### Aim
Print the whole listing exactly.

### Provided entries
--- Start ---
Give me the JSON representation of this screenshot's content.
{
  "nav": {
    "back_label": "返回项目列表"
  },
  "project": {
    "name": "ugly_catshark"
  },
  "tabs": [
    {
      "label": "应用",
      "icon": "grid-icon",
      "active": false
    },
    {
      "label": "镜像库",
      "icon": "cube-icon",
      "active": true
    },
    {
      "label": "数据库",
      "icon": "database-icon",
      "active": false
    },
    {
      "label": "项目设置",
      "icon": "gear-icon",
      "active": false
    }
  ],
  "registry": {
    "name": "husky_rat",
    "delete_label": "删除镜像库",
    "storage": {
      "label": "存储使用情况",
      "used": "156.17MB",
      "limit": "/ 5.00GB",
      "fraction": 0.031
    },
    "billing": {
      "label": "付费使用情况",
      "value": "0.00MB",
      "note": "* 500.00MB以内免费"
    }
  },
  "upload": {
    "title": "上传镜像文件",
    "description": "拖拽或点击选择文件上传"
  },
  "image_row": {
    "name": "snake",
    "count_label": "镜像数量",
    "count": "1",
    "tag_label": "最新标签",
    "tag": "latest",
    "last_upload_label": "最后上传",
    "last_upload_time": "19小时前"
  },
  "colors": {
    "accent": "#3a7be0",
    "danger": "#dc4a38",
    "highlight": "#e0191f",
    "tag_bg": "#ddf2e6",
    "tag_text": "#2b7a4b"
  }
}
--- End ---
### Solution
Give me the JSON representation of this screenshot's content.
{
  "nav": {
    "back_label": "返回项目列表"
  },
  "project": {
    "name": "ugly_catshark"
  },
  "tabs": [
    {
      "label": "应用",
      "icon": "grid-icon",
      "active": false
    },
    {
      "label": "镜像库",
      "icon": "cube-icon",
      "active": true
    },
    {
      "label": "数据库",
      "icon": "database-icon",
      "active": false
    },
    {
      "label": "项目设置",
      "icon": "gear-icon",
      "active": false
    }
  ],
  "registry": {
    "name": "husky_rat",
    "delete_label": "删除镜像库",
    "storage": {
      "label": "存储使用情况",
      "used": "156.17MB",
      "limit": "/ 5.00GB",
      "fraction": 0.031
    },
    "billing": {
      "label": "付费使用情况",
      "value": "0.00MB",
      "note": "* 500.00MB以内免费"
    }
  },
  "upload": {
    "title": "上传镜像文件",
    "description": "拖拽或点击选择文件上传"
  },
  "image_row": {
    "name": "snake",
    "count_label": "镜像数量",
    "count": "1",
    "tag_label": "最新标签",
    "tag": "latest",
    "last_upload_label": "最后上传",
    "last_upload_time": "19小时前"
  },
  "colors": {
    "accent": "#3a7be0",
    "danger": "#dc4a38",
    "highlight": "#e0191f",
    "tag_bg": "#ddf2e6",
    "tag_text": "#2b7a4b"
  }
}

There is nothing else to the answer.